Rewrite the records below, changing each "x-tick-label" to "x-axis-tick" and leaving everything else the same.

◆ Records for this exercise:
----
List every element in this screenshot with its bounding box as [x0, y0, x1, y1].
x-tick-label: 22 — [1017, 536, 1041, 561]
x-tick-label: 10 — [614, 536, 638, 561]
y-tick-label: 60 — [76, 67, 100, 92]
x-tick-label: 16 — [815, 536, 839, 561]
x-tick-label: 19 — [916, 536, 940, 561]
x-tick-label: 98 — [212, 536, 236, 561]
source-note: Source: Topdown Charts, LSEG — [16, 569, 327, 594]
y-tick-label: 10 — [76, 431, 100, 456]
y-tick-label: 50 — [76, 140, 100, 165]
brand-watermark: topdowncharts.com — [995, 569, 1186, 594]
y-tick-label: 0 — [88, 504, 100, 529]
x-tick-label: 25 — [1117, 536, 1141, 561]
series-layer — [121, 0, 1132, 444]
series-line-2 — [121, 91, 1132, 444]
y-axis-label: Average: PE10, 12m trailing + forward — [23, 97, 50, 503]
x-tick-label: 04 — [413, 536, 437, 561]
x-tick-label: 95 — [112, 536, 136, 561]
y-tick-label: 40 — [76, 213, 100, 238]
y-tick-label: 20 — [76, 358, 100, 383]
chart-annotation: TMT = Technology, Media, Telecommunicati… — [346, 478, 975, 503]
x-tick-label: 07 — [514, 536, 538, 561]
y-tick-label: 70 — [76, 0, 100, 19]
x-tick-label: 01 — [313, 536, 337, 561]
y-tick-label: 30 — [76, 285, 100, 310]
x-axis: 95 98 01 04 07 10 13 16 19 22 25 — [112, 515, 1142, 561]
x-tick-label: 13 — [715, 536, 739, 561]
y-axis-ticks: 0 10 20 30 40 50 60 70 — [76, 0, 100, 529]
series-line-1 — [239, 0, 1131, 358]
----
◆ Solution to the exercise:
List every element in this screenshot with its bounding box as [x0, y0, x1, y1].
x-axis-tick: 22 — [1017, 536, 1041, 561]
x-axis-tick: 10 — [614, 536, 638, 561]
y-tick-label: 60 — [76, 67, 100, 92]
x-axis-tick: 16 — [815, 536, 839, 561]
x-axis-tick: 19 — [916, 536, 940, 561]
x-axis-tick: 98 — [212, 536, 236, 561]
source-note: Source: Topdown Charts, LSEG — [16, 569, 327, 594]
y-tick-label: 10 — [76, 431, 100, 456]
y-tick-label: 50 — [76, 140, 100, 165]
brand-watermark: topdowncharts.com — [995, 569, 1186, 594]
y-tick-label: 0 — [88, 504, 100, 529]
x-axis-tick: 25 — [1117, 536, 1141, 561]
series-layer — [121, 0, 1132, 444]
series-line-2 — [121, 91, 1132, 444]
y-axis-label: Average: PE10, 12m trailing + forward — [23, 97, 50, 503]
x-axis-tick: 04 — [413, 536, 437, 561]
x-axis-tick: 95 — [112, 536, 136, 561]
y-tick-label: 40 — [76, 213, 100, 238]
y-tick-label: 20 — [76, 358, 100, 383]
chart-annotation: TMT = Technology, Media, Telecommunicati… — [346, 478, 975, 503]
x-axis-tick: 07 — [514, 536, 538, 561]
y-tick-label: 70 — [76, 0, 100, 19]
x-axis-tick: 01 — [313, 536, 337, 561]
y-tick-label: 30 — [76, 285, 100, 310]
x-axis: 95 98 01 04 07 10 13 16 19 22 25 — [112, 515, 1142, 561]
x-axis-tick: 13 — [715, 536, 739, 561]
y-axis-ticks: 0 10 20 30 40 50 60 70 — [76, 0, 100, 529]
series-line-1 — [239, 0, 1131, 358]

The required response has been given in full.